--- Required task ---
Would you set down every entry shown below, precisely as written?
------ Task material ------
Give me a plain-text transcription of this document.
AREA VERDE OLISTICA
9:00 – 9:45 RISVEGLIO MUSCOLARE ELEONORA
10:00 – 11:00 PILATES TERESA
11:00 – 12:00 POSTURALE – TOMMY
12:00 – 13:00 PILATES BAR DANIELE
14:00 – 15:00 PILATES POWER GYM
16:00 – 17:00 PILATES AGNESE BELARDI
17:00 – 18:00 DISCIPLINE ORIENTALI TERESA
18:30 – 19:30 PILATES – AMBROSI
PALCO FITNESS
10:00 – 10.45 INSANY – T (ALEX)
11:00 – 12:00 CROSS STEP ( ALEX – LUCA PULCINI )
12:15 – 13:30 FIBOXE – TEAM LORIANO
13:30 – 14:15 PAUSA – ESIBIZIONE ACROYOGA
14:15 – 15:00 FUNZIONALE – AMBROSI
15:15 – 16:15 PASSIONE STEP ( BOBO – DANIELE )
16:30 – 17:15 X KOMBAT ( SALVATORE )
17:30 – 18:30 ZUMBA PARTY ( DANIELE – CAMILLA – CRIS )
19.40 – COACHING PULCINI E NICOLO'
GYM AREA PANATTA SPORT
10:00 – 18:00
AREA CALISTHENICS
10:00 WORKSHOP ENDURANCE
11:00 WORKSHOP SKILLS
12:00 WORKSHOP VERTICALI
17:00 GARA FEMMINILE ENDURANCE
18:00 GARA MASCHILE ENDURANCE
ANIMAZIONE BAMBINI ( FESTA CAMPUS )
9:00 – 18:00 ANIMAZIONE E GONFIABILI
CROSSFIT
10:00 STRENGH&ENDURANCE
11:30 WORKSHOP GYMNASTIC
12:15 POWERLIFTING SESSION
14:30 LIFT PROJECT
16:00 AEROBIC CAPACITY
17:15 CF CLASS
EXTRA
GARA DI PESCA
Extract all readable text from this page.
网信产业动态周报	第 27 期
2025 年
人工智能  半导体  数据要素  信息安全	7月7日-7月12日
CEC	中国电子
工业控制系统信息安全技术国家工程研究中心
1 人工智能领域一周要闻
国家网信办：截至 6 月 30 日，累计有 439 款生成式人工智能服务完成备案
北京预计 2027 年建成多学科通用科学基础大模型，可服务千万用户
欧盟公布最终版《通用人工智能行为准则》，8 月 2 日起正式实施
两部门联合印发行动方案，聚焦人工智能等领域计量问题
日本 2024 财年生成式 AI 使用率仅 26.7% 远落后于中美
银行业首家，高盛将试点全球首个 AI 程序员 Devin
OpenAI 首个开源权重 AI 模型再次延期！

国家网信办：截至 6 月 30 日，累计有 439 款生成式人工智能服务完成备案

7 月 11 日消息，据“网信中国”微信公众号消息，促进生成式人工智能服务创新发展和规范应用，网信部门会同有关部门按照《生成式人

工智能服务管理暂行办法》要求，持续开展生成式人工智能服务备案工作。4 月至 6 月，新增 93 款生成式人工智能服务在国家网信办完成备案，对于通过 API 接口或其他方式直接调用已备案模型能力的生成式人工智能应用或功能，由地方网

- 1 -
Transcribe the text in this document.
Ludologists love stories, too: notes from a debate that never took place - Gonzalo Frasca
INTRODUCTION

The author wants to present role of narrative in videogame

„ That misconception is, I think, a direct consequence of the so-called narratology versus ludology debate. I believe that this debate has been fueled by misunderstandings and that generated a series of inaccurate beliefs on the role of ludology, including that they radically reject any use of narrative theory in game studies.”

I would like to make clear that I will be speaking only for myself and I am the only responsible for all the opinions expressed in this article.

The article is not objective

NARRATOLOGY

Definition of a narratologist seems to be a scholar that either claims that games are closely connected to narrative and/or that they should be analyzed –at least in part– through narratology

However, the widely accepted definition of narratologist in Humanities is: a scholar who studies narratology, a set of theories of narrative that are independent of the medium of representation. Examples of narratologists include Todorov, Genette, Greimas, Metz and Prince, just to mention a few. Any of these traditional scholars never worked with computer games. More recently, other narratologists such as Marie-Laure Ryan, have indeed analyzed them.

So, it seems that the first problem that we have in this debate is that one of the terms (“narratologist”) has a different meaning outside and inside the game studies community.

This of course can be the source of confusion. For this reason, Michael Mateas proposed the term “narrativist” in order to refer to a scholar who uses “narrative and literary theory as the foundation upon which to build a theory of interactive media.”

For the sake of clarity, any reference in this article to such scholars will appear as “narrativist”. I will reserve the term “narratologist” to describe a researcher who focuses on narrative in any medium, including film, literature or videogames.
------
--- Answer in full ---
Give me a plain-text transcription of this document.
AREA VERDE OLISTICA
9:00 – 9:45 RISVEGLIO MUSCOLARE ELEONORA
10:00 – 11:00 PILATES TERESA
11:00 – 12:00 POSTURALE – TOMMY
12:00 – 13:00 PILATES BAR DANIELE
14:00 – 15:00 PILATES POWER GYM
16:00 – 17:00 PILATES AGNESE BELARDI
17:00 – 18:00 DISCIPLINE ORIENTALI TERESA
18:30 – 19:30 PILATES – AMBROSI
PALCO FITNESS
10:00 – 10.45 INSANY – T (ALEX)
11:00 – 12:00 CROSS STEP ( ALEX – LUCA PULCINI )
12:15 – 13:30 FIBOXE – TEAM LORIANO
13:30 – 14:15 PAUSA – ESIBIZIONE ACROYOGA
14:15 – 15:00 FUNZIONALE – AMBROSI
15:15 – 16:15 PASSIONE STEP ( BOBO – DANIELE )
16:30 – 17:15 X KOMBAT ( SALVATORE )
17:30 – 18:30 ZUMBA PARTY ( DANIELE – CAMILLA – CRIS )
19.40 – COACHING PULCINI E NICOLO'
GYM AREA PANATTA SPORT
10:00 – 18:00
AREA CALISTHENICS
10:00 WORKSHOP ENDURANCE
11:00 WORKSHOP SKILLS
12:00 WORKSHOP VERTICALI
17:00 GARA FEMMINILE ENDURANCE
18:00 GARA MASCHILE ENDURANCE
ANIMAZIONE BAMBINI ( FESTA CAMPUS )
9:00 – 18:00 ANIMAZIONE E GONFIABILI
CROSSFIT
10:00 STRENGH&ENDURANCE
11:30 WORKSHOP GYMNASTIC
12:15 POWERLIFTING SESSION
14:30 LIFT PROJECT
16:00 AEROBIC CAPACITY
17:15 CF CLASS
EXTRA
GARA DI PESCA
Extract all readable text from this page.
网信产业动态周报	第 27 期
2025 年
人工智能  半导体  数据要素  信息安全	7月7日-7月12日
CEC	中国电子
工业控制系统信息安全技术国家工程研究中心
1 人工智能领域一周要闻
国家网信办：截至 6 月 30 日，累计有 439 款生成式人工智能服务完成备案
北京预计 2027 年建成多学科通用科学基础大模型，可服务千万用户
欧盟公布最终版《通用人工智能行为准则》，8 月 2 日起正式实施
两部门联合印发行动方案，聚焦人工智能等领域计量问题
日本 2024 财年生成式 AI 使用率仅 26.7% 远落后于中美
银行业首家，高盛将试点全球首个 AI 程序员 Devin
OpenAI 首个开源权重 AI 模型再次延期！

国家网信办：截至 6 月 30 日，累计有 439 款生成式人工智能服务完成备案

7 月 11 日消息，据“网信中国”微信公众号消息，促进生成式人工智能服务创新发展和规范应用，网信部门会同有关部门按照《生成式人

工智能服务管理暂行办法》要求，持续开展生成式人工智能服务备案工作。4 月至 6 月，新增 93 款生成式人工智能服务在国家网信办完成备案，对于通过 API 接口或其他方式直接调用已备案模型能力的生成式人工智能应用或功能，由地方网

- 1 -
Transcribe the text in this document.
Ludologists love stories, too: notes from a debate that never took place - Gonzalo Frasca
INTRODUCTION

The author wants to present role of narrative in videogame

„ That misconception is, I think, a direct consequence of the so-called narratology versus ludology debate. I believe that this debate has been fueled by misunderstandings and that generated a series of inaccurate beliefs on the role of ludology, including that they radically reject any use of narrative theory in game studies.”

I would like to make clear that I will be speaking only for myself and I am the only responsible for all the opinions expressed in this article.

The article is not objective

NARRATOLOGY

Definition of a narratologist seems to be a scholar that either claims that games are closely connected to narrative and/or that they should be analyzed –at least in part– through narratology

However, the widely accepted definition of narratologist in Humanities is: a scholar who studies narratology, a set of theories of narrative that are independent of the medium of representation. Examples of narratologists include Todorov, Genette, Greimas, Metz and Prince, just to mention a few. Any of these traditional scholars never worked with computer games. More recently, other narratologists such as Marie-Laure Ryan, have indeed analyzed them.

So, it seems that the first problem that we have in this debate is that one of the terms (“narratologist”) has a different meaning outside and inside the game studies community.

This of course can be the source of confusion. For this reason, Michael Mateas proposed the term “narrativist” in order to refer to a scholar who uses “narrative and literary theory as the foundation upon which to build a theory of interactive media.”

For the sake of clarity, any reference in this article to such scholars will appear as “narrativist”. I will reserve the term “narratologist” to describe a researcher who focuses on narrative in any medium, including film, literature or videogames.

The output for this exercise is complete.